**PROBLEM:** Determine how many lines of the material hold the string "name" and reply with only that number.

(Figure record listings)
(begin)

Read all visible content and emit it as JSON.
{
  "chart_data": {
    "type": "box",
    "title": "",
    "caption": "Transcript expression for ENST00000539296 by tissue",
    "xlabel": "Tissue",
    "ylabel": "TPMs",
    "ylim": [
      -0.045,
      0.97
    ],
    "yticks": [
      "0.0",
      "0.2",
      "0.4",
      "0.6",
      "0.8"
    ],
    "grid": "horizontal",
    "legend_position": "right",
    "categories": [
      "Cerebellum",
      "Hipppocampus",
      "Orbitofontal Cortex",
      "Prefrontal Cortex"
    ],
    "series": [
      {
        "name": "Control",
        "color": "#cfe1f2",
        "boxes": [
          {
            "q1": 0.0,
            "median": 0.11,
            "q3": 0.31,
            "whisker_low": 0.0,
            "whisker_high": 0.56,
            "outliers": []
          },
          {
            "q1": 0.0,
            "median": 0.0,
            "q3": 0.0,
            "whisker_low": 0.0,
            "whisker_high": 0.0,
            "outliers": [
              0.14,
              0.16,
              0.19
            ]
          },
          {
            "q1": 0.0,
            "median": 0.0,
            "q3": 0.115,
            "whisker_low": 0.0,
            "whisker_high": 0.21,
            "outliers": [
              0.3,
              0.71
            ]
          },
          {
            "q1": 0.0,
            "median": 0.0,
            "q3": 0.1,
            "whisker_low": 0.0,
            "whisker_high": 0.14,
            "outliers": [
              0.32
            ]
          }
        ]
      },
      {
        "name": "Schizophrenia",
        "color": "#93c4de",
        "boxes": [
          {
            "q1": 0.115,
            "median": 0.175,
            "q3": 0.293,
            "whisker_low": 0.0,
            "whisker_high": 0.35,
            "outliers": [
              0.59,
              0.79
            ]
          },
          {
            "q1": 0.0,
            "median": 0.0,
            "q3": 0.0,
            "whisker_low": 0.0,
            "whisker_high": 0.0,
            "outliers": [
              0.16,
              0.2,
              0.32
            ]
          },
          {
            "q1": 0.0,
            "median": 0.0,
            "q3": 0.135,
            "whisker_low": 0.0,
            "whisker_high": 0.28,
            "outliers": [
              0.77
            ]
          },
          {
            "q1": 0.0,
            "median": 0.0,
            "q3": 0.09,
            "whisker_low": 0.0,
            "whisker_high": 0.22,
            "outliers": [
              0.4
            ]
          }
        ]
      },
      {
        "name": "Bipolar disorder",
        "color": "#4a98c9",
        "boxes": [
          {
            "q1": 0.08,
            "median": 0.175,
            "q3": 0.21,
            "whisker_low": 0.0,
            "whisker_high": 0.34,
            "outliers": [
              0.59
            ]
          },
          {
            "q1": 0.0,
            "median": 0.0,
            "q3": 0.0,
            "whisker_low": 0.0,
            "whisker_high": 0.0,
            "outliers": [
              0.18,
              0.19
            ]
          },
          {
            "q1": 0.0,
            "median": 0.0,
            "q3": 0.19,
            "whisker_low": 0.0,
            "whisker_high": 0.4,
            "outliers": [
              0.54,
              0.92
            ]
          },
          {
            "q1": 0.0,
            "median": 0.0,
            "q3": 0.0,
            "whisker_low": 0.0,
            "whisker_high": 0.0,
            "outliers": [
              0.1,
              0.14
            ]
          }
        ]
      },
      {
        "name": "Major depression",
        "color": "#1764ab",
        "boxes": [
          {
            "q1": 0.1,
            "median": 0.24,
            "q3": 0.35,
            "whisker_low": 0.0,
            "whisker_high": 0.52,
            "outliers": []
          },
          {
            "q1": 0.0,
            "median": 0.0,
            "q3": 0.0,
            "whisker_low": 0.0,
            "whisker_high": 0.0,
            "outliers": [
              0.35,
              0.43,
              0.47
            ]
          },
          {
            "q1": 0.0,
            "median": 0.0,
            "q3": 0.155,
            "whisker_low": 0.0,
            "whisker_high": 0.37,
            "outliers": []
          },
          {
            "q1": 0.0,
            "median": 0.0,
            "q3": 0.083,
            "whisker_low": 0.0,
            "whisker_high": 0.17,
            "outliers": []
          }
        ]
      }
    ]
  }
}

(end)

**EXERCISE RESPONSE:** 4